▸ **Data for this task**:

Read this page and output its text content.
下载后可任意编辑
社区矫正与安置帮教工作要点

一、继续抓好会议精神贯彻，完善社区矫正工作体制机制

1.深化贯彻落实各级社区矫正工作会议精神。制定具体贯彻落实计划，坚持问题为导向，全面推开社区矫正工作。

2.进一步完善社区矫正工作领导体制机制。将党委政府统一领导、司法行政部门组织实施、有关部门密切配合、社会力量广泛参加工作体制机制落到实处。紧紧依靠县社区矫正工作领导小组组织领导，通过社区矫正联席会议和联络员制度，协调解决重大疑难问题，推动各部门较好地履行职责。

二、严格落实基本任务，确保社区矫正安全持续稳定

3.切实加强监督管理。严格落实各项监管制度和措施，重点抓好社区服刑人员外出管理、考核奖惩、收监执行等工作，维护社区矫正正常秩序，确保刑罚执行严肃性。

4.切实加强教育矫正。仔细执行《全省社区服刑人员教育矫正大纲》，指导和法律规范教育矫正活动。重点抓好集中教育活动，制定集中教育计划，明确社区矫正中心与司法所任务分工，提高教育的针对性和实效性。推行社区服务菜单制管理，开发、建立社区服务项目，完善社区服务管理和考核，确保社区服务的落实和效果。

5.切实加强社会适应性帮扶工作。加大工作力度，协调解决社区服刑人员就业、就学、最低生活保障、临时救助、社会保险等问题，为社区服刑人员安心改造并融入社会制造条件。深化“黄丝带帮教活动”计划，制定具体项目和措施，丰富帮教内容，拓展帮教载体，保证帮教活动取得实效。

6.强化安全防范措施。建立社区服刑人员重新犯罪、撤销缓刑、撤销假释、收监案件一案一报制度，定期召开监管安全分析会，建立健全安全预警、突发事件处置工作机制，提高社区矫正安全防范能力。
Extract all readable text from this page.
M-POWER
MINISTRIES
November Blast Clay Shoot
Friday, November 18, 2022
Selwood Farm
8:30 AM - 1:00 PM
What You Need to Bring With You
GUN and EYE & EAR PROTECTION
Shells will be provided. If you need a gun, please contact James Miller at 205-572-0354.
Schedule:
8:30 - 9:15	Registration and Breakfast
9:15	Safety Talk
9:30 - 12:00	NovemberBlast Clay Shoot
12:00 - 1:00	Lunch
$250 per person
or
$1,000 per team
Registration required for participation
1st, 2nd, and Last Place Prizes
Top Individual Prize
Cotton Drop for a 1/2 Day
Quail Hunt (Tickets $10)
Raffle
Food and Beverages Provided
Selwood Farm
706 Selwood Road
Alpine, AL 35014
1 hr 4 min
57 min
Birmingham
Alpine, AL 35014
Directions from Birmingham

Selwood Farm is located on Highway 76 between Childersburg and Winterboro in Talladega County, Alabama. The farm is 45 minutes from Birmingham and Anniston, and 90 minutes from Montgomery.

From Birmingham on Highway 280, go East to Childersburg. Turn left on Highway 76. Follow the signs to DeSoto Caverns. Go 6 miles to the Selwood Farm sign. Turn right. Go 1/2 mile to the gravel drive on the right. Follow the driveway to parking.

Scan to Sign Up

▸ **Written instruction**:
Give the entries again in full, exactly as they are written.

▸ **Expected answer**:
Read this page and output its text content.
下载后可任意编辑
社区矫正与安置帮教工作要点

一、继续抓好会议精神贯彻，完善社区矫正工作体制机制

1.深化贯彻落实各级社区矫正工作会议精神。制定具体贯彻落实计划，坚持问题为导向，全面推开社区矫正工作。

2.进一步完善社区矫正工作领导体制机制。将党委政府统一领导、司法行政部门组织实施、有关部门密切配合、社会力量广泛参加工作体制机制落到实处。紧紧依靠县社区矫正工作领导小组组织领导，通过社区矫正联席会议和联络员制度，协调解决重大疑难问题，推动各部门较好地履行职责。

二、严格落实基本任务，确保社区矫正安全持续稳定

3.切实加强监督管理。严格落实各项监管制度和措施，重点抓好社区服刑人员外出管理、考核奖惩、收监执行等工作，维护社区矫正正常秩序，确保刑罚执行严肃性。

4.切实加强教育矫正。仔细执行《全省社区服刑人员教育矫正大纲》，指导和法律规范教育矫正活动。重点抓好集中教育活动，制定集中教育计划，明确社区矫正中心与司法所任务分工，提高教育的针对性和实效性。推行社区服务菜单制管理，开发、建立社区服务项目，完善社区服务管理和考核，确保社区服务的落实和效果。

5.切实加强社会适应性帮扶工作。加大工作力度，协调解决社区服刑人员就业、就学、最低生活保障、临时救助、社会保险等问题，为社区服刑人员安心改造并融入社会制造条件。深化“黄丝带帮教活动”计划，制定具体项目和措施，丰富帮教内容，拓展帮教载体，保证帮教活动取得实效。

6.强化安全防范措施。建立社区服刑人员重新犯罪、撤销缓刑、撤销假释、收监案件一案一报制度，定期召开监管安全分析会，建立健全安全预警、突发事件处置工作机制，提高社区矫正安全防范能力。
Extract all readable text from this page.
M-POWER
MINISTRIES
November Blast Clay Shoot
Friday, November 18, 2022
Selwood Farm
8:30 AM - 1:00 PM
What You Need to Bring With You
GUN and EYE & EAR PROTECTION
Shells will be provided. If you need a gun, please contact James Miller at 205-572-0354.
Schedule:
8:30 - 9:15	Registration and Breakfast
9:15	Safety Talk
9:30 - 12:00	NovemberBlast Clay Shoot
12:00 - 1:00	Lunch
$250 per person
or
$1,000 per team
Registration required for participation
1st, 2nd, and Last Place Prizes
Top Individual Prize
Cotton Drop for a 1/2 Day
Quail Hunt (Tickets $10)
Raffle
Food and Beverages Provided
Selwood Farm
706 Selwood Road
Alpine, AL 35014
1 hr 4 min
57 min
Birmingham
Alpine, AL 35014
Directions from Birmingham

Selwood Farm is located on Highway 76 between Childersburg and Winterboro in Talladega County, Alabama. The farm is 45 minutes from Birmingham and Anniston, and 90 minutes from Montgomery.

From Birmingham on Highway 280, go East to Childersburg. Turn left on Highway 76. Follow the signs to DeSoto Caverns. Go 6 miles to the Selwood Farm sign. Turn right. Go 1/2 mile to the gravel drive on the right. Follow the driveway to parking.

Scan to Sign Up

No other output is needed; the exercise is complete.